--- BEGIN Task data ---
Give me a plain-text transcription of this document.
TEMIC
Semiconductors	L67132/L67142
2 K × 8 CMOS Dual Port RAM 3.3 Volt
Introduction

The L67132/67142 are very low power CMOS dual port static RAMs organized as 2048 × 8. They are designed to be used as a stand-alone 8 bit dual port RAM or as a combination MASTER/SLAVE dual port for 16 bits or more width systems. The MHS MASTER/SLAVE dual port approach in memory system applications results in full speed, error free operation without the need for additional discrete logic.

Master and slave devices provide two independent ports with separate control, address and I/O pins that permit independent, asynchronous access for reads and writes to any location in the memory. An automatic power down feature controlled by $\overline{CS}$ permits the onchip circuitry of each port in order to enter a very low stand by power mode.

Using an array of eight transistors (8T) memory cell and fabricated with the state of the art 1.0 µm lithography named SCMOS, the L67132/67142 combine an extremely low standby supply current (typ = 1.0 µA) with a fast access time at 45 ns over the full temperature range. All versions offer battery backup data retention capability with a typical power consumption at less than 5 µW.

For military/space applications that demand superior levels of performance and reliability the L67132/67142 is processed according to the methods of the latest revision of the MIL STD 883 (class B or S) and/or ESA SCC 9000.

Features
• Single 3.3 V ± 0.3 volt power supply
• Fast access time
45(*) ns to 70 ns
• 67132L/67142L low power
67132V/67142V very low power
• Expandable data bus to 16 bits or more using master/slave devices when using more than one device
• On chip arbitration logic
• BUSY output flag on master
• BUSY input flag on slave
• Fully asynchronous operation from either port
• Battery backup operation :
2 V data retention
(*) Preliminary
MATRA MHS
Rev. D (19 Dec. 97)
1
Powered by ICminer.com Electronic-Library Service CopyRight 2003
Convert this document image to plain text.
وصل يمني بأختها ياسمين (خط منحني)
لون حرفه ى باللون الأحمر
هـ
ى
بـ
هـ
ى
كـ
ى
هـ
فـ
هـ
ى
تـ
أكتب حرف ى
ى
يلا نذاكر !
--- END Task data ---
#### Task
Return the whole listing exactly, with every line included.

#### Response to the exercise
Give me a plain-text transcription of this document.
TEMIC
Semiconductors	L67132/L67142
2 K × 8 CMOS Dual Port RAM 3.3 Volt
Introduction

The L67132/67142 are very low power CMOS dual port static RAMs organized as 2048 × 8. They are designed to be used as a stand-alone 8 bit dual port RAM or as a combination MASTER/SLAVE dual port for 16 bits or more width systems. The MHS MASTER/SLAVE dual port approach in memory system applications results in full speed, error free operation without the need for additional discrete logic.

Master and slave devices provide two independent ports with separate control, address and I/O pins that permit independent, asynchronous access for reads and writes to any location in the memory. An automatic power down feature controlled by $\overline{CS}$ permits the onchip circuitry of each port in order to enter a very low stand by power mode.

Using an array of eight transistors (8T) memory cell and fabricated with the state of the art 1.0 µm lithography named SCMOS, the L67132/67142 combine an extremely low standby supply current (typ = 1.0 µA) with a fast access time at 45 ns over the full temperature range. All versions offer battery backup data retention capability with a typical power consumption at less than 5 µW.

For military/space applications that demand superior levels of performance and reliability the L67132/67142 is processed according to the methods of the latest revision of the MIL STD 883 (class B or S) and/or ESA SCC 9000.

Features
• Single 3.3 V ± 0.3 volt power supply
• Fast access time
45(*) ns to 70 ns
• 67132L/67142L low power
67132V/67142V very low power
• Expandable data bus to 16 bits or more using master/slave devices when using more than one device
• On chip arbitration logic
• BUSY output flag on master
• BUSY input flag on slave
• Fully asynchronous operation from either port
• Battery backup operation :
2 V data retention
(*) Preliminary
MATRA MHS
Rev. D (19 Dec. 97)
1
Powered by ICminer.com Electronic-Library Service CopyRight 2003
Convert this document image to plain text.
وصل يمني بأختها ياسمين (خط منحني)
لون حرفه ى باللون الأحمر
هـ
ى
بـ
هـ
ى
كـ
ى
هـ
فـ
هـ
ى
تـ
أكتب حرف ى
ى
يلا نذاكر !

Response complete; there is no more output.